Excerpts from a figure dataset
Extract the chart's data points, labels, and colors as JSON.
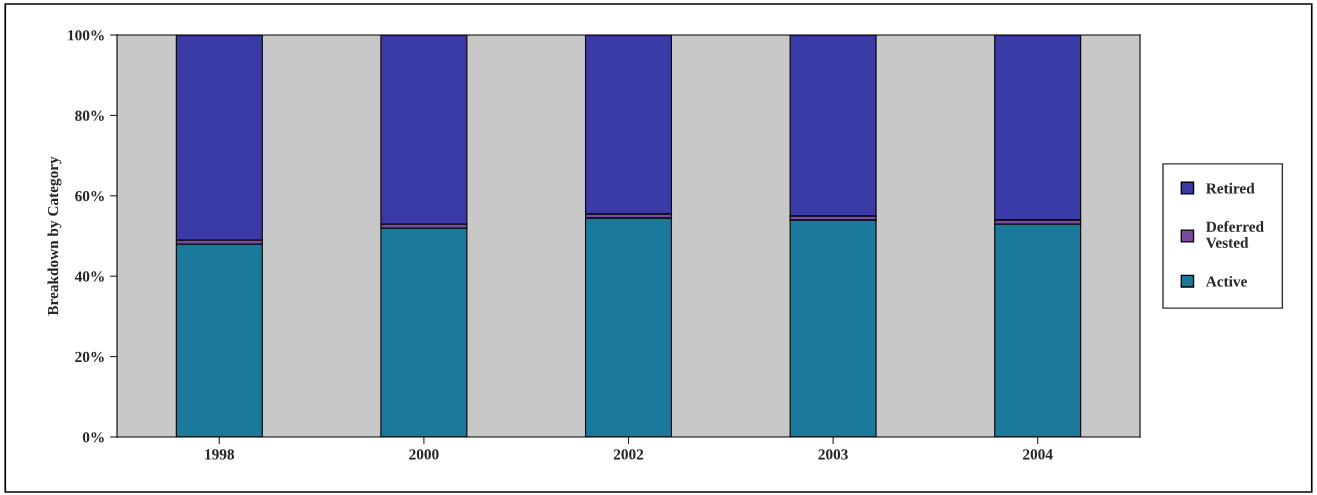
{
  "chart_data": {
    "type": "bar",
    "stacked": true,
    "ylabel": "Breakdown by Category",
    "categories": [
      "1998",
      "2000",
      "2002",
      "2003",
      "2004"
    ],
    "series": [
      {
        "name": "Active",
        "color": "#1b7a9c",
        "values": [
          48,
          52,
          54.5,
          54,
          53
        ]
      },
      {
        "name": "Deferred Vested",
        "color": "#7a4a9e",
        "values": [
          1,
          1,
          1,
          1,
          1
        ]
      },
      {
        "name": "Retired",
        "color": "#3b3ba8",
        "values": [
          51,
          47,
          44.5,
          45,
          46
        ]
      }
    ],
    "ylim": [
      0,
      100
    ],
    "yticks": [
      {
        "value": 0,
        "label": "0%"
      },
      {
        "value": 20,
        "label": "20%"
      },
      {
        "value": 40,
        "label": "40%"
      },
      {
        "value": 60,
        "label": "60%"
      },
      {
        "value": 80,
        "label": "80%"
      },
      {
        "value": 100,
        "label": "100%"
      }
    ],
    "legend": "right"
  }
}
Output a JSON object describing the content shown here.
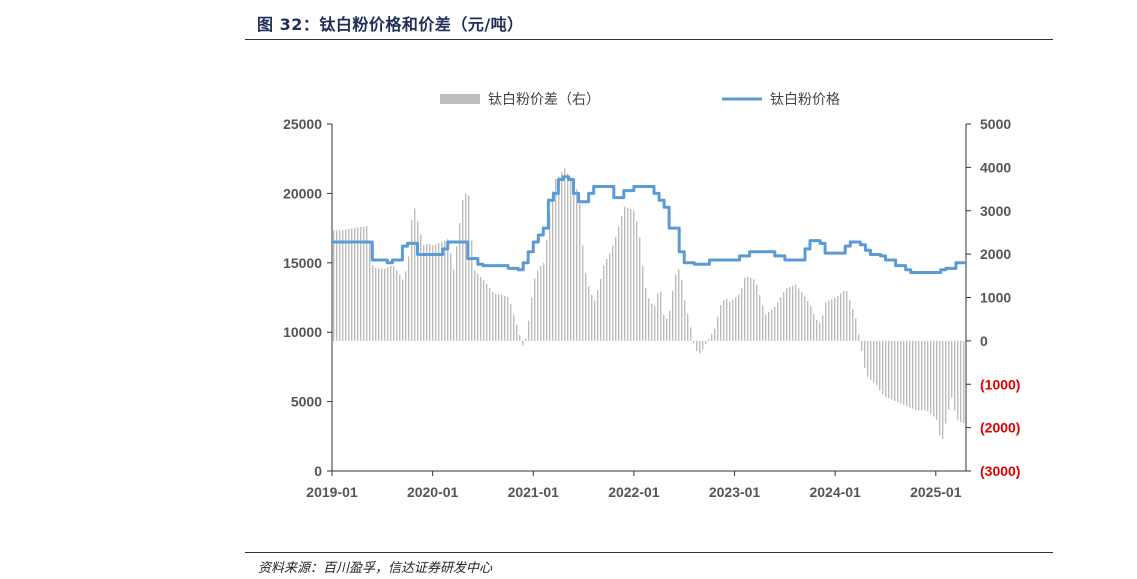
{
  "header": {
    "title": "图 32：钛白粉价格和价差（元/吨）"
  },
  "footer": {
    "source": "资料来源：百川盈孚，信达证券研发中心"
  },
  "chart_data": {
    "type": "bar+line",
    "x_ticks": [
      "2019-01",
      "2020-01",
      "2021-01",
      "2022-01",
      "2023-01",
      "2024-01",
      "2025-01"
    ],
    "y_left": {
      "ticks": [
        "0",
        "5000",
        "10000",
        "15000",
        "20000",
        "25000"
      ],
      "lim": [
        0,
        25000
      ]
    },
    "y_right": {
      "ticks": [
        "(3000)",
        "(2000)",
        "(1000)",
        "0",
        "1000",
        "2000",
        "3000",
        "4000",
        "5000"
      ],
      "lim": [
        -3000,
        5000
      ],
      "negative_tick_color": "#e00000"
    },
    "legend": {
      "position": "top",
      "bar_label": "钛白粉价差（右）",
      "line_label": "钛白粉价格"
    },
    "colors": {
      "bar": "#bdbdbd",
      "line": "#5b9bd5"
    },
    "series": [
      {
        "name": "钛白粉价差（右）",
        "axis": "right",
        "kind": "bar",
        "x": [
          2019.0,
          2019.1,
          2019.2,
          2019.35,
          2019.4,
          2019.5,
          2019.6,
          2019.7,
          2019.75,
          2019.8,
          2019.9,
          2019.95,
          2020.0,
          2020.1,
          2020.15,
          2020.2,
          2020.3,
          2020.35,
          2020.4,
          2020.5,
          2020.6,
          2020.7,
          2020.75,
          2020.8,
          2020.9,
          2020.95,
          2021.0,
          2021.05,
          2021.1,
          2021.15,
          2021.2,
          2021.25,
          2021.3,
          2021.35,
          2021.4,
          2021.45,
          2021.5,
          2021.55,
          2021.6,
          2021.65,
          2021.7,
          2021.75,
          2021.8,
          2021.85,
          2021.9,
          2022.0,
          2022.05,
          2022.1,
          2022.15,
          2022.2,
          2022.25,
          2022.3,
          2022.35,
          2022.4,
          2022.45,
          2022.5,
          2022.55,
          2022.6,
          2022.65,
          2022.7,
          2022.75,
          2022.8,
          2022.85,
          2022.9,
          2022.95,
          2023.0,
          2023.05,
          2023.1,
          2023.2,
          2023.3,
          2023.4,
          2023.5,
          2023.6,
          2023.7,
          2023.75,
          2023.8,
          2023.85,
          2023.9,
          2024.0,
          2024.1,
          2024.2,
          2024.3,
          2024.4,
          2024.45,
          2024.5,
          2024.6,
          2024.7,
          2024.8,
          2024.9,
          2025.0,
          2025.05,
          2025.1,
          2025.15,
          2025.2,
          2025.25,
          2025.3
        ],
        "values": [
          2550,
          2550,
          2600,
          2650,
          1700,
          1650,
          1750,
          1400,
          1800,
          3200,
          2200,
          2250,
          2200,
          2300,
          2350,
          1600,
          3400,
          3400,
          1650,
          1400,
          1100,
          1050,
          1000,
          600,
          -200,
          500,
          1400,
          1700,
          1800,
          2800,
          3700,
          3800,
          4000,
          3800,
          3700,
          3300,
          1700,
          1200,
          900,
          1300,
          1800,
          2000,
          2300,
          2700,
          3100,
          3000,
          2400,
          1300,
          900,
          800,
          1300,
          400,
          700,
          1500,
          1700,
          900,
          400,
          -200,
          -300,
          -100,
          100,
          300,
          800,
          1000,
          900,
          1000,
          1100,
          1500,
          1400,
          600,
          800,
          1200,
          1300,
          1000,
          800,
          500,
          400,
          900,
          1000,
          1200,
          500,
          -800,
          -1000,
          -1200,
          -1300,
          -1400,
          -1500,
          -1600,
          -1600,
          -1800,
          -2400,
          -1800,
          -1300,
          -1800,
          -1900,
          -1900
        ]
      },
      {
        "name": "钛白粉价格",
        "axis": "left",
        "kind": "line",
        "x": [
          2019.0,
          2019.35,
          2019.4,
          2019.55,
          2019.6,
          2019.7,
          2019.75,
          2019.85,
          2019.95,
          2020.1,
          2020.15,
          2020.3,
          2020.35,
          2020.45,
          2020.5,
          2020.7,
          2020.75,
          2020.85,
          2020.9,
          2020.95,
          2021.0,
          2021.05,
          2021.1,
          2021.15,
          2021.2,
          2021.25,
          2021.3,
          2021.35,
          2021.4,
          2021.45,
          2021.5,
          2021.55,
          2021.6,
          2021.7,
          2021.8,
          2021.85,
          2021.9,
          2022.0,
          2022.1,
          2022.2,
          2022.25,
          2022.3,
          2022.35,
          2022.45,
          2022.5,
          2022.55,
          2022.6,
          2022.7,
          2022.75,
          2023.0,
          2023.05,
          2023.15,
          2023.2,
          2023.3,
          2023.4,
          2023.5,
          2023.6,
          2023.7,
          2023.75,
          2023.85,
          2023.9,
          2024.0,
          2024.05,
          2024.1,
          2024.15,
          2024.2,
          2024.25,
          2024.3,
          2024.35,
          2024.4,
          2024.45,
          2024.5,
          2024.6,
          2024.7,
          2024.75,
          2024.8,
          2024.9,
          2025.0,
          2025.05,
          2025.1,
          2025.2,
          2025.25,
          2025.3
        ],
        "values": [
          16500,
          16500,
          15200,
          15000,
          15200,
          16200,
          16400,
          15600,
          15600,
          16000,
          16500,
          16500,
          15300,
          14900,
          14800,
          14800,
          14600,
          14500,
          15000,
          15800,
          16500,
          17000,
          17500,
          19500,
          20000,
          21000,
          21200,
          21000,
          20000,
          19400,
          19400,
          20000,
          20500,
          20500,
          19700,
          19700,
          20200,
          20500,
          20500,
          20000,
          19500,
          19000,
          17500,
          15800,
          15000,
          15000,
          14900,
          14900,
          15200,
          15200,
          15500,
          15800,
          15800,
          15800,
          15500,
          15200,
          15200,
          16000,
          16600,
          16400,
          15700,
          15700,
          15700,
          16200,
          16500,
          16500,
          16300,
          15900,
          15600,
          15600,
          15500,
          15200,
          14800,
          14500,
          14300,
          14300,
          14300,
          14300,
          14500,
          14600,
          15000,
          15000,
          15000
        ]
      }
    ]
  }
}
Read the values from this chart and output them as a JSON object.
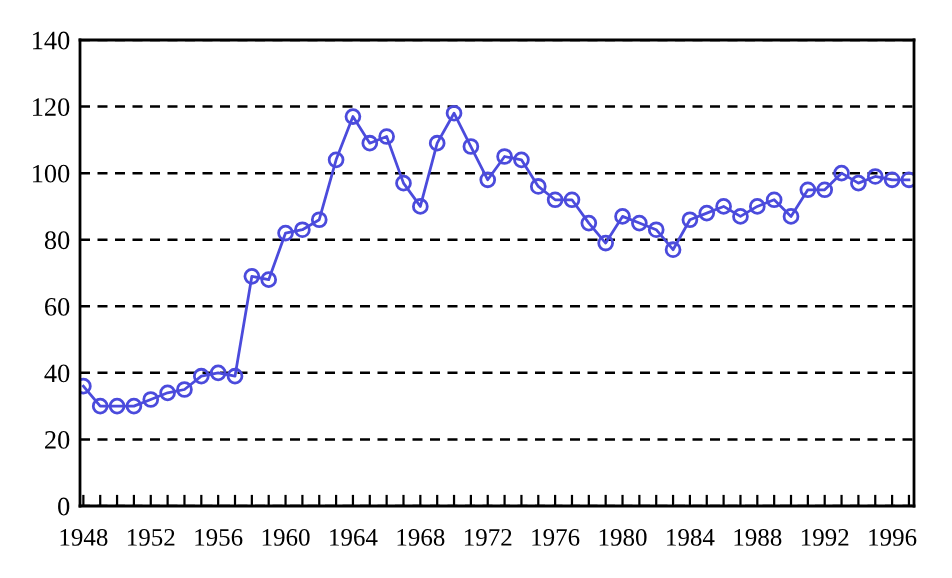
{
  "chart_data": {
    "type": "line",
    "x": [
      1948,
      1949,
      1950,
      1951,
      1952,
      1953,
      1954,
      1955,
      1956,
      1957,
      1958,
      1959,
      1960,
      1961,
      1962,
      1963,
      1964,
      1965,
      1966,
      1967,
      1968,
      1969,
      1970,
      1971,
      1972,
      1973,
      1974,
      1975,
      1976,
      1977,
      1978,
      1979,
      1980,
      1981,
      1982,
      1983,
      1984,
      1985,
      1986,
      1987,
      1988,
      1989,
      1990,
      1991,
      1992,
      1993,
      1994,
      1995,
      1996,
      1997
    ],
    "series": [
      {
        "color": "#4b4bdc",
        "values": [
          36,
          30,
          30,
          30,
          32,
          34,
          35,
          39,
          40,
          39,
          69,
          68,
          82,
          83,
          86,
          104,
          117,
          109,
          111,
          97,
          90,
          109,
          118,
          108,
          98,
          105,
          104,
          96,
          92,
          92,
          85,
          79,
          87,
          85,
          83,
          77,
          86,
          88,
          90,
          87,
          90,
          92,
          87,
          95,
          95,
          100,
          97,
          99,
          98,
          98
        ]
      }
    ],
    "xlim": [
      1947.8,
      1997.3
    ],
    "xticks": [
      1948,
      {
        "value": 1949,
        "label": null
      },
      {
        "value": 1950,
        "label": null
      },
      {
        "value": 1951,
        "label": null
      },
      1952,
      {
        "value": 1953,
        "label": null
      },
      {
        "value": 1954,
        "label": null
      },
      {
        "value": 1955,
        "label": null
      },
      1956,
      {
        "value": 1957,
        "label": null
      },
      {
        "value": 1958,
        "label": null
      },
      {
        "value": 1959,
        "label": null
      },
      1960,
      {
        "value": 1961,
        "label": null
      },
      {
        "value": 1962,
        "label": null
      },
      {
        "value": 1963,
        "label": null
      },
      1964,
      {
        "value": 1965,
        "label": null
      },
      {
        "value": 1966,
        "label": null
      },
      {
        "value": 1967,
        "label": null
      },
      1968,
      {
        "value": 1969,
        "label": null
      },
      {
        "value": 1970,
        "label": null
      },
      {
        "value": 1971,
        "label": null
      },
      1972,
      {
        "value": 1973,
        "label": null
      },
      {
        "value": 1974,
        "label": null
      },
      {
        "value": 1975,
        "label": null
      },
      1976,
      {
        "value": 1977,
        "label": null
      },
      {
        "value": 1978,
        "label": null
      },
      {
        "value": 1979,
        "label": null
      },
      1980,
      {
        "value": 1981,
        "label": null
      },
      {
        "value": 1982,
        "label": null
      },
      {
        "value": 1983,
        "label": null
      },
      1984,
      {
        "value": 1985,
        "label": null
      },
      {
        "value": 1986,
        "label": null
      },
      {
        "value": 1987,
        "label": null
      },
      1988,
      {
        "value": 1989,
        "label": null
      },
      {
        "value": 1990,
        "label": null
      },
      {
        "value": 1991,
        "label": null
      },
      1992,
      {
        "value": 1993,
        "label": null
      },
      {
        "value": 1994,
        "label": null
      },
      {
        "value": 1995,
        "label": null
      },
      1996,
      {
        "value": 1997,
        "label": null
      }
    ],
    "ylim": [
      0,
      140
    ],
    "yticks": [
      0,
      20,
      40,
      60,
      80,
      100,
      120,
      140
    ],
    "grid": "y",
    "marker": "circle",
    "line_style": "solid",
    "legend": false
  }
}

WHAT NEEDS TO BE DONE:
Copy down every line of the material above that includes the string "JSON".

REPLY:
Extract the chart's data points, labels, and colors as JSON.
Output a JSON object describing the content shown here.
Read the values from this chart and output them as a JSON object.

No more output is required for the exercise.